- Goal of the exercise
Find and copy lines holding "pattern".

Extracted data entries

######

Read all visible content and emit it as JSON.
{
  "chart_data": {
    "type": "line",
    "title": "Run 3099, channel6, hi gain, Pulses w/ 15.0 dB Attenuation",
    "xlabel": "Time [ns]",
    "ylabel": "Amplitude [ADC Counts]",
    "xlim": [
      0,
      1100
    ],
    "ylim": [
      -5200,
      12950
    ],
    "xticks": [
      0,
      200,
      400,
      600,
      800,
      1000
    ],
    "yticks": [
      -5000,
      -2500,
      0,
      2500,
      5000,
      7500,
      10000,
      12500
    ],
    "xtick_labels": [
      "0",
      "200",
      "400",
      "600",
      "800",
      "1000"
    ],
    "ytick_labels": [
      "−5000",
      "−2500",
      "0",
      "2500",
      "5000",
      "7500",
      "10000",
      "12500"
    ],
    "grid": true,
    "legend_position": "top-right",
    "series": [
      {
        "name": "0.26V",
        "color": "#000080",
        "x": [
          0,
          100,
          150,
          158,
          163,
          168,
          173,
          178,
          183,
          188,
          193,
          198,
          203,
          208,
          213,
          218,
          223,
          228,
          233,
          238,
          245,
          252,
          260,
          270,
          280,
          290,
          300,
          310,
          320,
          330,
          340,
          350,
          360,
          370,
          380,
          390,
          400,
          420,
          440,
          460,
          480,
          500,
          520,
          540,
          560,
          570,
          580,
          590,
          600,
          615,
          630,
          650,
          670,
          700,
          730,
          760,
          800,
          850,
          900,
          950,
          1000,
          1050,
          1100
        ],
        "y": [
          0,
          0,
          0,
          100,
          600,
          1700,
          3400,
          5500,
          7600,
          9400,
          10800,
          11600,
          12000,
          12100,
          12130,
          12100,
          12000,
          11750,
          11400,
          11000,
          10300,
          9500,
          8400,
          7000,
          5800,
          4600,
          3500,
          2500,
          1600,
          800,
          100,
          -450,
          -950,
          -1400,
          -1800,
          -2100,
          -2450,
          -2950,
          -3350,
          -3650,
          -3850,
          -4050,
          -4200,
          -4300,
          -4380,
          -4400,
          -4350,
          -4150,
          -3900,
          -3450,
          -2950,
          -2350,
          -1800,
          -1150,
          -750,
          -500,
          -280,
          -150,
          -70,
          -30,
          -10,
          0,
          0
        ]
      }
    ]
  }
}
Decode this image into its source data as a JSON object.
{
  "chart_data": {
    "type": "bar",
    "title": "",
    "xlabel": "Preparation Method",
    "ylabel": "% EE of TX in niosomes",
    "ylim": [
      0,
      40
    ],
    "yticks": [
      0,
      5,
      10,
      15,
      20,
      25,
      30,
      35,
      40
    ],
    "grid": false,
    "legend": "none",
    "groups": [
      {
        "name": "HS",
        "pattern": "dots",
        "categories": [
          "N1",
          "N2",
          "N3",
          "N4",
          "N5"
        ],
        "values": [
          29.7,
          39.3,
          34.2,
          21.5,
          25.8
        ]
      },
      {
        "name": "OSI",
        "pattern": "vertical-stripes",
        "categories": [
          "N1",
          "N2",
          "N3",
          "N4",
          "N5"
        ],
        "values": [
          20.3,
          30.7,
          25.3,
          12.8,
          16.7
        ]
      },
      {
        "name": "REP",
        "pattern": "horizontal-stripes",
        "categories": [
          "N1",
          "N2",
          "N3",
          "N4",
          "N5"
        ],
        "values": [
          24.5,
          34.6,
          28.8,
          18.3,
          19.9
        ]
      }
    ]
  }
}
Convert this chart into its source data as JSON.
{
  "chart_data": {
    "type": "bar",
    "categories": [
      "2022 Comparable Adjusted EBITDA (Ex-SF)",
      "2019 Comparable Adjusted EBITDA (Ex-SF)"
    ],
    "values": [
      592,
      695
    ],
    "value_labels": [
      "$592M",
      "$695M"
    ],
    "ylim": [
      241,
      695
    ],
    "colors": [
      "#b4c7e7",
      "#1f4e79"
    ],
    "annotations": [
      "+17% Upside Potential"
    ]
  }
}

######

- Output for this task
        "pattern": "dots",
        "pattern": "vertical-stripes",
        "pattern": "horizontal-stripes",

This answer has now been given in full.